リーダーシップの実験および事例 − 「人間関係論」とは何か?㉕

リーダーシップの実験として有名なのは、約10歳の少年たちに放課後のクラブで様々な手工をしてもらうことで、リーダーシップの効果を測ったものです。

子どもたちは、いくつかの集団に分かれ、それぞれ専制的、民主的、放任的なリーダーにつきました。

民主的リーダーは、集団の自然発生的過程を促進し、その時の状況に最も適合した集団構造に達するのを援助する触媒の役割を果たしました。専制的リーダーは、成員の希望よりも自己の希望を反映した構造を集団に課しました。放任的リーダーは、全くリーダーではありませんでした。

実験は繰り返し行われ、民主的リーダーシップが仕事の質と量のいずれにおいても優越していることが分かりました。同じ少年たちが交代で異なるリーダーについた場合でも、効果は同じであり、明確でした。

専制的リーダーの効果

専制的リーダーのもとでは、集団の内部に2通りのタイプの行動が生み出されました。一つは攻撃性の著しい増大、もう一つは無感動です。

攻撃は、自分たちを拘束するリーダーに対する憤慨であり、リーダーを怖がって間接的に攻撃する形で現れました。

話しかけられても聞こえないふりをしたり、間違って(と言いつつ、おそらくわざと)規則を犯したり、時間の終わる前に引き上げたり、材料を損じたりしました。ストライキも起こしました。

これらはリーダーに対する攻撃ですが、少年同士でもお互いに攻撃的になりました。集団で一人をいじめることもありました。明らかに「転移」であり、リーダーの代わりに攻撃されました。

クラブが終わったときには、製作物を壊し始めたといいます。

無感動な集団は、面接中に嫌悪や憎悪を示しましたが、公然とリーダーを避難したり、他の対象に憎しみを転移することはありませんでした。

リーダーがいる場では、固くなり、ぼんやりし、服従的でした。リーダーがいなくなると仕事を放り出し、走り廻り、叫び出しました。

このような少年たちの行動は、産業集団における行動ときわめて類似していました。このような産業集団では、経営者が従業員に対して不平を言いますが、実際のところ、経営者の専制が原因であることを示唆しています。

放任的リーダーの効果

放任的リーダーの集団は、混乱し、まとまりがありませんでした。

成員は、高度の攻撃性を示しましたが、専制的集団で明らかであった緊張は見られませんでした。

仕事は何も行われませんでした。

民主的リーダーの効果

民主的リーダーの集団では、成員たちはリーダーを尊敬し、「われわれと共に働き、われわれと同じようにいろいろなことを考える立派な人」と評価しました。

彼らはクラブを待ち望み、一緒によく働き、建設的でした。何事においても「われわれの」と表現されました。仕事の質も量も優れていました。

________________

**取り組む課題**.
1. リーダーシップの実験を扱った本文によると、放任的リーダーの集団では仕事はどうなったか。
2. リーダーシップの実験についての本文を、最後の文に続けて書き継ぎなさい。

レイアウト要素の注釈:
________________

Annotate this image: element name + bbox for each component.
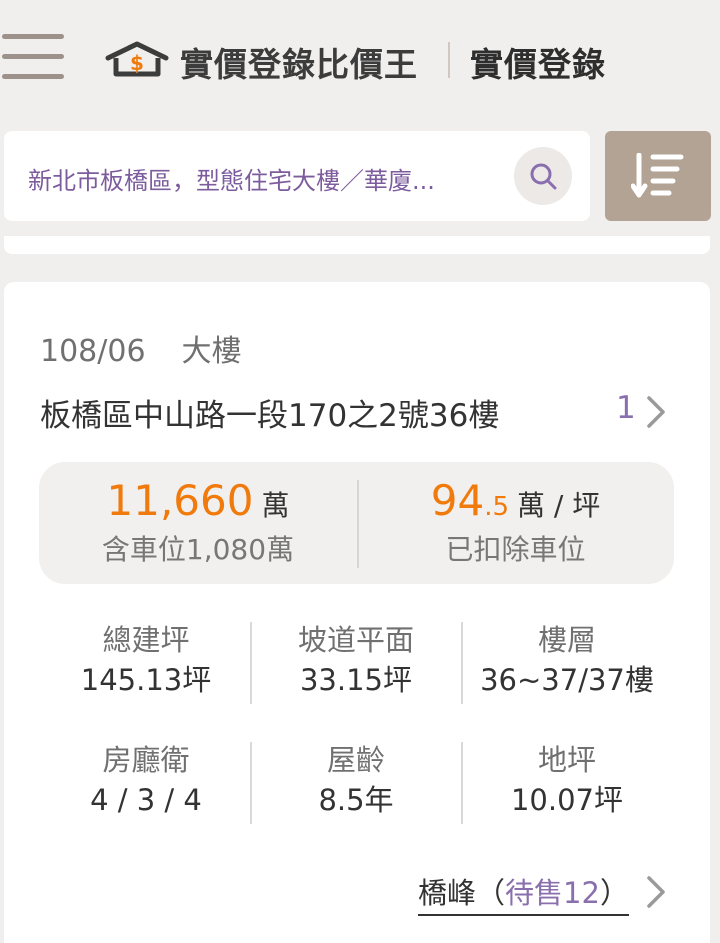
stat-value: 4 / 3 / 4: [90, 783, 202, 817]
search-button[interactable]: [514, 147, 572, 205]
community-paren-close: ）: [599, 876, 629, 910]
stat-floor: 樓層 36~37/37樓: [462, 620, 672, 700]
total-price-value: 11,660: [106, 476, 254, 525]
listing-card[interactable]: 108/06 大樓 板橋區中山路一段170之2號36樓 1 11,660 萬 含車位…: [4, 282, 710, 943]
search-icon: [530, 163, 557, 190]
stat-label: 樓層: [537, 623, 596, 657]
stat-value: 33.15坪: [299, 663, 413, 697]
transaction-count: 1: [616, 390, 636, 426]
stat-label: 屋齡: [326, 743, 385, 777]
listing-address: 板橋區中山路一段170之2號36樓: [40, 398, 500, 434]
stat-value: 145.13坪: [80, 663, 212, 697]
stat-label: 總建坪: [102, 623, 190, 657]
total-price-note: 含車位1,080萬: [101, 533, 295, 566]
sort-button[interactable]: [605, 131, 711, 221]
page-title: 實價登錄: [470, 45, 606, 84]
stat-value: 8.5年: [318, 783, 394, 817]
unit-price: 94.5 萬 / 坪 已扣除車位: [357, 476, 674, 568]
stat-total-area: 總建坪 145.13坪: [41, 620, 251, 700]
stat-value: 10.07坪: [510, 783, 624, 817]
unit-price-decimal: .5: [484, 492, 509, 522]
sort-icon: [631, 153, 684, 198]
stat-land-area: 地坪 10.07坪: [462, 740, 672, 820]
community-link[interactable]: 橋峰（待售12）: [418, 870, 629, 916]
header-divider: [448, 42, 450, 78]
community-paren-open: （: [476, 876, 506, 910]
unit-price-unit: 萬 / 坪: [517, 489, 601, 522]
search-bar[interactable]: 新北市板橋區，型態住宅大樓／華廈...: [4, 131, 590, 221]
unit-price-note: 已扣除車位: [445, 533, 586, 566]
chevron-right-icon[interactable]: [644, 394, 668, 430]
unit-price-integer: 94: [430, 476, 485, 525]
svg-text:$: $: [130, 51, 144, 75]
stat-age: 屋齡 8.5年: [251, 740, 461, 820]
search-input[interactable]: 新北市板橋區，型態住宅大樓／華廈...: [28, 161, 504, 196]
chevron-right-icon[interactable]: [644, 874, 668, 910]
stat-parking-area: 坡道平面 33.15坪: [251, 620, 461, 700]
building-type: 大樓: [181, 334, 242, 369]
pending-listings: 待售12: [505, 876, 600, 910]
brand-name: 實價登錄比價王: [180, 45, 418, 84]
stat-label: 地坪: [537, 743, 596, 777]
stat-value: 36~37/37樓: [480, 663, 654, 697]
total-price: 11,660 萬 含車位1,080萬: [39, 476, 357, 568]
community-name: 橋峰: [418, 876, 477, 910]
menu-icon[interactable]: [2, 32, 64, 84]
previous-card-edge: [4, 236, 710, 254]
listing-meta: 108/06 大樓: [40, 326, 242, 370]
house-dollar-logo-icon: $: [105, 41, 169, 77]
stat-rooms: 房廳衛 4 / 3 / 4: [41, 740, 251, 820]
stat-label: 坡道平面: [297, 623, 414, 657]
stat-label: 房廳衛: [102, 743, 190, 777]
total-price-unit: 萬: [261, 489, 290, 522]
app-header: $ 實價登錄比價王 實價登錄: [0, 0, 720, 118]
price-panel: 11,660 萬 含車位1,080萬 94.5 萬 / 坪 已扣除車位: [39, 462, 674, 584]
deal-date: 108/06: [40, 334, 146, 369]
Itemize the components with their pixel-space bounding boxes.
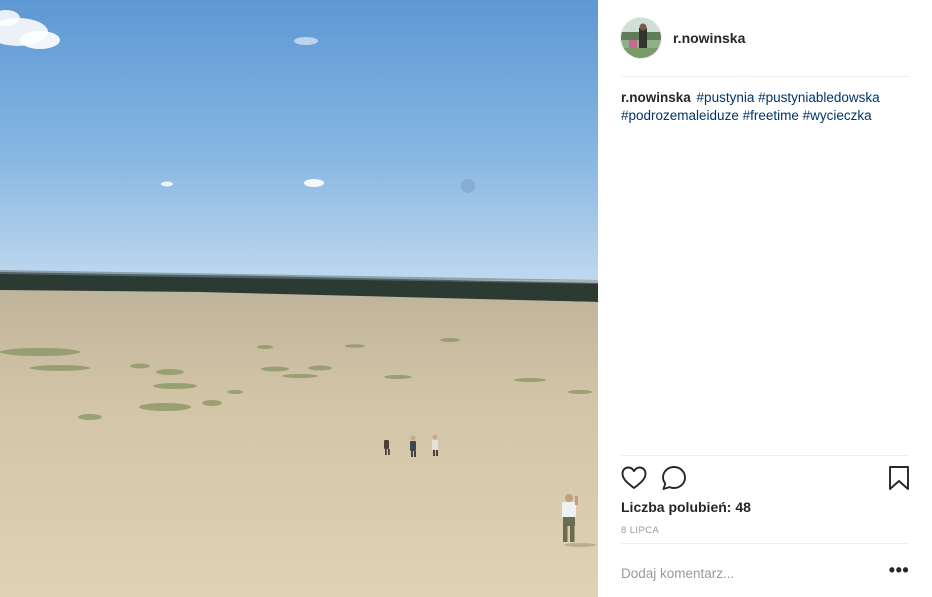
likes-count[interactable]: Liczba polubień: 48: [621, 499, 751, 515]
avatar-image: [621, 18, 661, 58]
header-divider: [621, 76, 909, 77]
hashtag-link[interactable]: #wycieczka: [803, 108, 872, 123]
post-header: r.nowinska: [621, 17, 909, 59]
desert-landscape-image: [0, 0, 598, 597]
post-caption: r.nowinska #pustynia #pustyniabledowska …: [621, 89, 911, 125]
post-photo[interactable]: [0, 0, 598, 597]
hashtag-link[interactable]: #freetime: [743, 108, 799, 123]
post-date[interactable]: 8 LIPCA: [621, 525, 659, 536]
comment-divider: [621, 543, 909, 544]
heart-icon: [621, 466, 647, 489]
hashtag-link[interactable]: #pustyniabledowska: [758, 90, 880, 105]
more-options-button[interactable]: •••: [887, 560, 911, 584]
bookmark-icon: [889, 466, 909, 490]
user-avatar[interactable]: [621, 18, 661, 58]
comment-icon: [662, 466, 686, 490]
username-link[interactable]: r.nowinska: [673, 30, 745, 46]
comment-input[interactable]: [621, 562, 871, 584]
post-side-panel: r.nowinska r.nowinska #pustynia #pustyni…: [598, 0, 932, 597]
hashtag-link[interactable]: #pustynia: [697, 90, 755, 105]
actions-divider: [621, 455, 909, 456]
save-button[interactable]: [885, 464, 913, 492]
caption-username[interactable]: r.nowinska: [621, 90, 691, 105]
post-actions: [620, 464, 911, 492]
comment-button[interactable]: [660, 464, 688, 492]
like-button[interactable]: [620, 464, 648, 492]
hashtag-link[interactable]: #podrozemaleiduze: [621, 108, 739, 123]
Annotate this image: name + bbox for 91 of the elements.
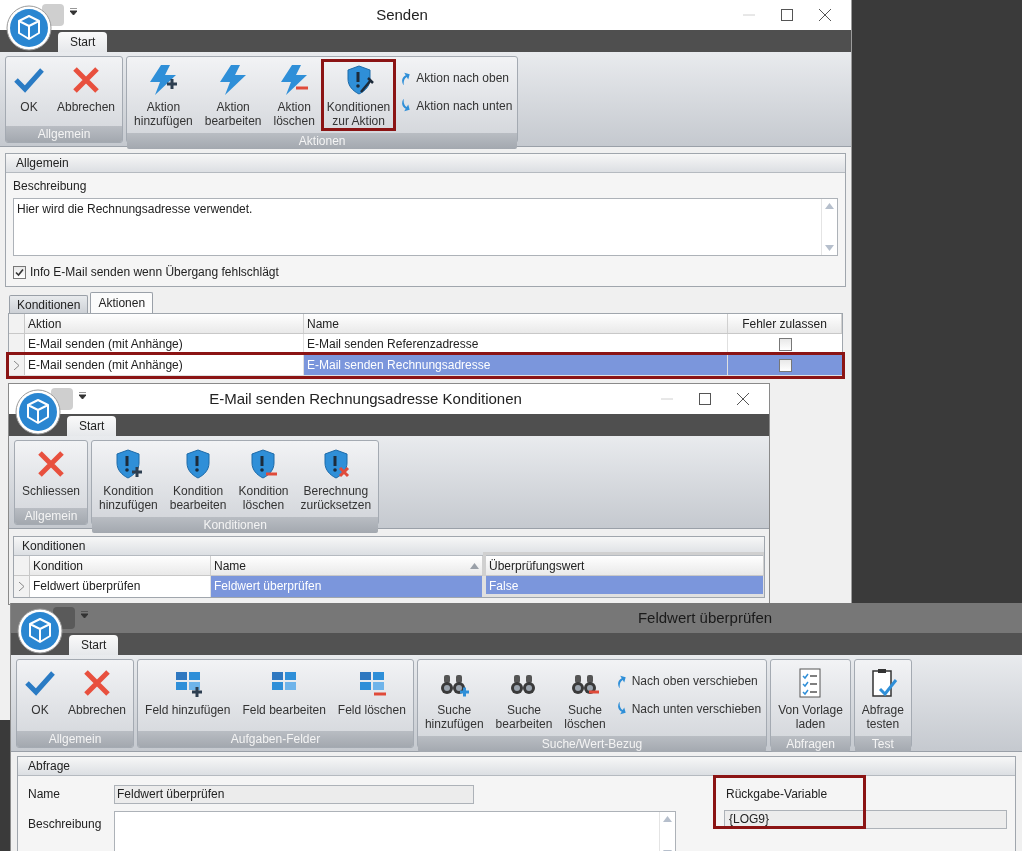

________________

**各課題の解答**.
1. 仕事は何も行われなかった。

2.
なお、集団の成員の入れ替えが行われ、同じ実験が繰り返されましたが、同じ結果が得られました。つまり、成員の行動は、個々のパーソナリティとは無関係であり、集団構造に大きく依存していることが分かりました。

実験の結論

この実験は何度も繰り返され、同じ結果を示したことから、次のような結論が導かれます。

  1. 民主的管理の優越性。
  2. 規律は常に欠くことはできないが、民主的集団が自らに課した規律と、専制的集団に外部から課された規律との間には、大きな相違があること。
  3. 実験的につくられた専制的集団の成員の行動と、産業界の多くの集団において、経営者によって不平が言われる従業員の行動との間には、非常な類似があること。
  4. 管理の民主的方法は、低い知性、自己中心のパーソナリティ、感情的偏見といった欠点をいずれももっていない、調和のとれた、知性的な人なら誰にでも教え伝えることができること。

民主的リーダーシップの事例 − TWIと労働大隊

アメリカで考案された企業内訓練計画(Training Within Industry = T・W・I)は、英米で活用され、産業における人間関係を取り扱う方法を提供しました。

「部下の取り扱い方」(Job Relations Training)という講習は、監督者に「よき監督とは、監督者がしてもらいと欲することを、なされるべきときに、してもらいたい方法で、部下にさせることを意味する。というのは、部下もまたそれを欲するがゆえにである。」ということを教えました。

「部下の取り扱い方の手引」では、「監督者は部下を通じて成果をあげる」、「部下は個人として取り扱わねばならない」、「仕事ぶりがよいかどうか本人に言ってやる」、「よいときは賞める」、「当人に影響ある変更は前もって知らせる」、「当人の力をいっぱいに活かす」ことが示されています。

民主制は、専制よりはるかに規律が必要であり、厳しいことは明らかです。責任は集団にあり、集団の意志が強力で支配的で、社会的圧力が個人を同一歩調に強制します。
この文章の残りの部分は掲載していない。